- [TEXTO DEL EJERCICIO]

Tiempos de distanciamiento

OM/3 de April de 2020/12:57 a.m.

Por Juan Ramón Martínez

En estos tiempos de aislamiento, he tratado de mantener la rutina. Paso los fines de semana escribiendo, leyendo un libro nuevo, haciendo fichas para citas futuras. El resto de los días, extraño el trabajo de la Academia Hondureña de la Lengua: las comunicaciones con los colegas de la RAE, los trabajos de investigación en curso, actualizando los diccionarios; y los problemas de la digitalización. Las conversaciones con Osman Zepeda, quejándonos de los auditores de Finanzas que, para negarnos los recursos que el gobierno está obligado, se inventan trámites, papeles y exigencias sacados de la manga, para palear su inútil soledad. O su necesidad por sentirse importantes, amargándonos la vida. También echo en falta las tareas que teníamos definidas para iniciar la conmemoración del Bicentenario de la Independencia –íbamos a hacer el lanzamiento del proyecto, como le gusta decir a Pacheco, asesor del ministro de Educación, en el mes de abril–, los diseños de las obras físicas para recordar la efemérides, la organización de los municipios para que fuese una celebración nacional, –desde abajo hasta arriba–, con la participación de todos. Siento alguna nostalgia por el café que, con algunos amigos –Marino Beriguete, embajador dominicano, Rubén Zepeda, Nery Gaitán, Issa Alvarado, María Vargas, Ricardo Flores, Jéssica Zamora y otros amigos– tomábamos, salpicados de anécdotas, informaciones dispersas y chismes circulantes. Y también, extraño las comidas en “Ni fu Ni Fa”, con Rodrigo Wong Arévalo, Armando Euceda, Pedro Saavedra, Edgardo Rodríguez, Nery Gaitán y otros. Lo más doloroso: la no publicación de “Anales Históricos” y “La Tribuna Cultural”.

Pero el silencio que nos rodea; el viento que sopla lento e indiferente y los automóviles estacionados, excepto los que visitan la contigua pulpería abierta, y que hace que muchos se detengan para hacer compras de emergencia, entre los que inevitablemente, destacan los policías que le dan seguridad al presidente de la Corte Suprema de Justicia que, aparentemente desayunan con una cola, acompañada con no sé qué cosas, invita a reflexiones inevitables.

Los hondureños hemos sido distantes. Nuestras formas de poblamiento son diferentes a otros países. Los pueblos están distanciados uno de otros. De forma que, durante años, lo que ocurría en un lugar, era desconocido por las comunidades vecinas. Solo, sobreviviendo en las narraciones de los arrieros que, abastecían a los cercanos comercios. A Olanchito arriando mulas llegaban puntualmente los paceños –los “judíos hondureños”, dijimos, sin pruebas– vendiendo al contado o al crédito. Y los “gitanos” que fueron visitándonos cada vez menos. Convirtiendo sus celebradas visitas en recuerdos muy lejanos. Y las anécdotas sobre sus transacciones estrafalarias, conservadas en ricas historias por los más resistentes a los olvidos.

- [DATOS PARA REVISAR]
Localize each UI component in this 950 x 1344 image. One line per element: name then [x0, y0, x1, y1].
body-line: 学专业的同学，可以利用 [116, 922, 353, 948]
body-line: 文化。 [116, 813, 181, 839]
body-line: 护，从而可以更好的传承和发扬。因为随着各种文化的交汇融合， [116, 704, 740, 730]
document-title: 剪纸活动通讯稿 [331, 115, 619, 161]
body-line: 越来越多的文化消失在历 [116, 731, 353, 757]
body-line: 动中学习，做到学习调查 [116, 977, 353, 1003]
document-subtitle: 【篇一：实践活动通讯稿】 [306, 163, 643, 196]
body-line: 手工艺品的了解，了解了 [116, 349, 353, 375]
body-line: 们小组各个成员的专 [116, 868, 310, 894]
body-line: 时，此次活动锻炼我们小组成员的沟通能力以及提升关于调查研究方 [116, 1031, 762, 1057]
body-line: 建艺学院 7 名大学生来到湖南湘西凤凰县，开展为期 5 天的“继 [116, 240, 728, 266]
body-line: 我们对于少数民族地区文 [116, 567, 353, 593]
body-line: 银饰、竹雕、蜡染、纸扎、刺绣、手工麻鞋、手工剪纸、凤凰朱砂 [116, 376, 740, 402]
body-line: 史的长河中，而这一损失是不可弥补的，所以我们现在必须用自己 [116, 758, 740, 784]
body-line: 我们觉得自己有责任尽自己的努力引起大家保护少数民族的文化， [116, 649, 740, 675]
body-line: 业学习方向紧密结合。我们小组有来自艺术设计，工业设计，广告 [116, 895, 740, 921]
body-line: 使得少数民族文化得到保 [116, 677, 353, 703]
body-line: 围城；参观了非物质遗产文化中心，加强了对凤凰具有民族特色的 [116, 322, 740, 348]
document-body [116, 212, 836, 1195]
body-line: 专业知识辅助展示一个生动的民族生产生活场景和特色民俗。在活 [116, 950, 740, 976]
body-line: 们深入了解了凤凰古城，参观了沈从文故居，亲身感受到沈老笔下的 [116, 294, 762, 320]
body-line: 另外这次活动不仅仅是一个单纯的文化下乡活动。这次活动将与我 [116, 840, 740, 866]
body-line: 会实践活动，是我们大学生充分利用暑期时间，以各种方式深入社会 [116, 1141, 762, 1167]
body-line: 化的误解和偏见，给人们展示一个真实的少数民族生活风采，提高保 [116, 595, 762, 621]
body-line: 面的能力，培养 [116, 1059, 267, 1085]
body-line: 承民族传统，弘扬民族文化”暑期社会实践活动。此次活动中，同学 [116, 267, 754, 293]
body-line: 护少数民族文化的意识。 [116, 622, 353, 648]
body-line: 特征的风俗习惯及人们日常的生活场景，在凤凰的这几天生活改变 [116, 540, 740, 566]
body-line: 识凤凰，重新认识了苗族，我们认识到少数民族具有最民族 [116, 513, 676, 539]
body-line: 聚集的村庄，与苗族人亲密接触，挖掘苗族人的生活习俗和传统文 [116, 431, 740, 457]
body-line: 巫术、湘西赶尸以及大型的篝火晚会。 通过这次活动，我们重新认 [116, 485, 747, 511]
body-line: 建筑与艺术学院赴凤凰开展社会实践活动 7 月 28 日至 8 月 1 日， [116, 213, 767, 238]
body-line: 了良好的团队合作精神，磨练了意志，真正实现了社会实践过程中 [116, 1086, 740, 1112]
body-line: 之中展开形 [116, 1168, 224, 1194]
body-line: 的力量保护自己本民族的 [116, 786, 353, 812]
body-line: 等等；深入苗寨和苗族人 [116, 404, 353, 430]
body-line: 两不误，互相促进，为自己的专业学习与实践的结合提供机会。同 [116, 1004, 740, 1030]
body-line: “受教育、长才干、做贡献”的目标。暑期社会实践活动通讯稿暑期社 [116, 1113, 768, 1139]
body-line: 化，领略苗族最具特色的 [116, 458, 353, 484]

- [PROBLEMA] Transcribe de la columna sobre el aislamiento el fragmento que empieza en "Pero el silencio" y termina después de "a reflexiones inevitables.". Las entradas no se usan en este ejercicio.

- [RESPUESTA]
Pero el silencio que nos rodea; el viento que sopla lento e indiferente y los automóviles estacionados, excepto los que visitan la contigua pulpería abierta, y que hace que muchos se detengan para hacer compras de emergencia, entre los que inevitablemente, destacan los policías que le dan seguridad al presidente de la Corte Suprema de Justicia que, aparentemente desayunan con una cola, acompañada con no sé qué cosas, invita a reflexiones inevitables.